Blogger David said...

While it's true I haven't seen a 'zine behind glass in a record or comic book store for at least 7 years, publications like McSweeney's Quarterly Concern seem to have evolved the 'zine into a boutique item. As I watch university libraries expanding their collections of other sorts of paper ephemera that were once considered insignificant, maybe it's time to take 'zines as cultural artifacts as seriously as political cartoons and comic books.

9:37 AM  
Blogger Jason Erik Lundberg said...

Many zines may have gone the way of blogs, but there's actually a thriving zine scene in speculative fiction right now: Lady Churchill's Rosebud Wristlet, Electric Velocipede, Sybil's Garage, Say..., Flytrap, Rabid Transit, Talebones. All publishing short fiction on the edges, the weird stuff, the daring stuff, challenging the very notion of narrative.

10:47 AM  
Anonymous Michael Gorra said...

It would be interesting to trace the connections between that zine subculture and the very active world of science fiction fanzines in the previous decades--going back to the fifties and even before. Especially those less concerned with sf itself, and more engaged by the fanzine world. There also seem to me a lot of connections, in ethos if not technology, between the blogosphere and the amateur press associations (apas) that flourished in 70s LA and Minneapolis, with their massive weekly mimeographed publications in which the members commented on what they'd all said the week before.

11:37 AM  
Anonymous Cooper Graham said...

This is silly. Zines haven't disappeared. They've just gone online where they're very very cheap to publish.

12:54 PM  
Anonymous Vivek Sahota said...

Having had the pleasure of reading "Walking Man," I believe that the 'Zine scene is a fascinating era of intellectual experimentation and expression -- the internet may have replaced the end-product, but those are not 'Zines because of the dedication and effort that putting out a true 'Zine required (writing/copying/distributing/word-of-mouth acclaim).

For anyone who has the opportunity to pick up a copy of Mr. Brown's book, I would strongly suggest it. It's a fabulously well-written fictional biography providing a revealing glimpse into a cloistered world.

2:43 PM  
Anonymous teri said...

* [WHAT YOU HAVE TO DO]
In the comments on zines, reproduce the passage verbatim from "For anyone who" up to and including "a cloistered world.".

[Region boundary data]
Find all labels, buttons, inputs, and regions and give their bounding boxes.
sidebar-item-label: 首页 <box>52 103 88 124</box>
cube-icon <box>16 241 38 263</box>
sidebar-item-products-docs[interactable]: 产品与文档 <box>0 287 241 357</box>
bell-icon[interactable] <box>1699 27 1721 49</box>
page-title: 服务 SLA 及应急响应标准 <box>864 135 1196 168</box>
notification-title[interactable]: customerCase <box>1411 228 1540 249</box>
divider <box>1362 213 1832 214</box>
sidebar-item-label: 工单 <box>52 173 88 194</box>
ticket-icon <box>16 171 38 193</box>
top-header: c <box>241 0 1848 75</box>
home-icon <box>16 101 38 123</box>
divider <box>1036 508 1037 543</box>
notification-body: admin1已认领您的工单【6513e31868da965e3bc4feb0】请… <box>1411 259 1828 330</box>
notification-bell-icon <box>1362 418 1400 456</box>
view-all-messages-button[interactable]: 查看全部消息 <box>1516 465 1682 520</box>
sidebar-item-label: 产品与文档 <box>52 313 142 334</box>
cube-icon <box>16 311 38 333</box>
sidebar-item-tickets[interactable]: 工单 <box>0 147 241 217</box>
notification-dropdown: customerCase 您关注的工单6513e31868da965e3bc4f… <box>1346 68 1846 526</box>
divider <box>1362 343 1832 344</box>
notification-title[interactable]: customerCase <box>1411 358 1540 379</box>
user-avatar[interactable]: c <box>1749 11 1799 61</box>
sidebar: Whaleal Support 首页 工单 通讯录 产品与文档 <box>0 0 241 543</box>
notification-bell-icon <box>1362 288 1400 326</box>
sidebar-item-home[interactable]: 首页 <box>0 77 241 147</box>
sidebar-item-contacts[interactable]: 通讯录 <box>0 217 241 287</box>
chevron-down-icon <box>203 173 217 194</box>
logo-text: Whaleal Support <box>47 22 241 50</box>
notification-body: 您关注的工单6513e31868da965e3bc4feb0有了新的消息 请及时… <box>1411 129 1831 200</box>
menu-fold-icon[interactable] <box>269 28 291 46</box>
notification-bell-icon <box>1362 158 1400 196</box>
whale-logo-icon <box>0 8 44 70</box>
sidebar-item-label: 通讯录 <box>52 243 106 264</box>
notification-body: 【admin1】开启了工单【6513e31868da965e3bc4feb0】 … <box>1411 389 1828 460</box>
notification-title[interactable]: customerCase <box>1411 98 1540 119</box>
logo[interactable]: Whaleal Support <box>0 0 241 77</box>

* [WRITTEN ANSWER]
For anyone who has the opportunity to pick up a copy of Mr. Brown's book, I would strongly suggest it. It's a fabulously well-written fictional biography providing a revealing glimpse into a cloistered world.